_TASK_.
Images should be left out, and everything else in the listing reproduced exactly.

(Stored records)
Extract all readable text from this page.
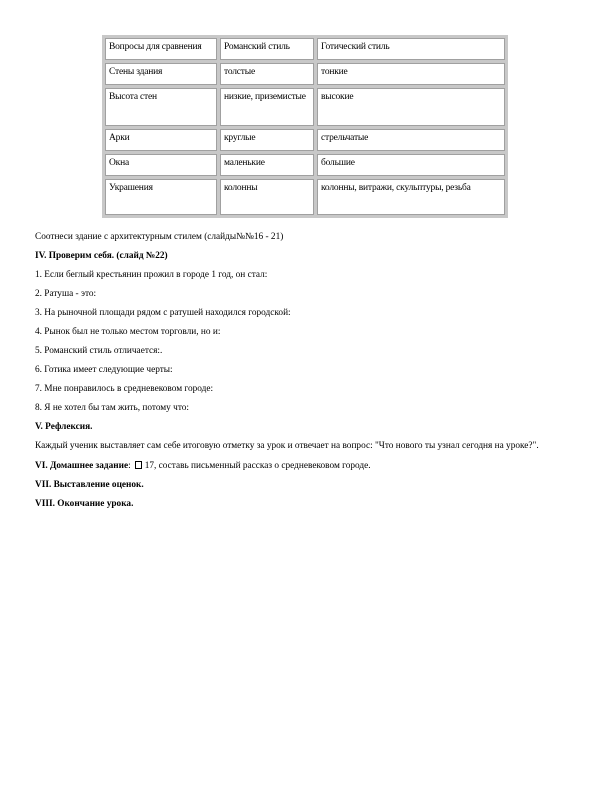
Вопросы для сравнения	Романский стиль	Готический стиль
Стены здания	толстые	тонкие
Высота стен	низкие, приземистые	высокие
Арки	круглые	стрельчатые
Окна	маленькие	большие
Украшения	колонны	колонны, витражи, скульптуры, резьба
Соотнеси здание с архитектурным стилем (слайды№№16 - 21)
IV. Проверим себя. (слайд №22)
1. Если беглый крестьянин прожил в городе 1 год, он стал:
2. Ратуша - это:
3. На рыночной площади рядом с ратушей находился городской:
4. Рынок был не только местом торговли, но и:
5. Романский стиль отличается:.
6. Готика имеет следующие черты:
7. Мне понравилось в средневековом городе:
8. Я не хотел бы там жить, потому что:
V. Рефлексия.
Каждый ученик выставляет сам себе итоговую отметку за урок и отвечает на вопрос: "Что нового ты узнал сегодня на уроке?".
VI. Домашнее задание: 17, составь письменный рассказ о средневековом городе.
VII. Выставление оценок.
VIII. Окончание урока.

_FINISHED TASK_.
Extract all readable text from this page.
Вопросы для сравнения	Романский стиль	Готический стиль
Стены здания	толстые	тонкие
Высота стен	низкие, приземистые	высокие
Арки	круглые	стрельчатые
Окна	маленькие	большие
Украшения	колонны	колонны, витражи, скульптуры, резьба
Соотнеси здание с архитектурным стилем (слайды№№16 - 21)
IV. Проверим себя. (слайд №22)
1. Если беглый крестьянин прожил в городе 1 год, он стал:
2. Ратуша - это:
3. На рыночной площади рядом с ратушей находился городской:
4. Рынок был не только местом торговли, но и:
5. Романский стиль отличается:.
6. Готика имеет следующие черты:
7. Мне понравилось в средневековом городе:
8. Я не хотел бы там жить, потому что:
V. Рефлексия.
Каждый ученик выставляет сам себе итоговую отметку за урок и отвечает на вопрос: "Что нового ты узнал сегодня на уроке?".
VI. Домашнее задание: 17, составь письменный рассказ о средневековом городе.
VII. Выставление оценок.
VIII. Окончание урока.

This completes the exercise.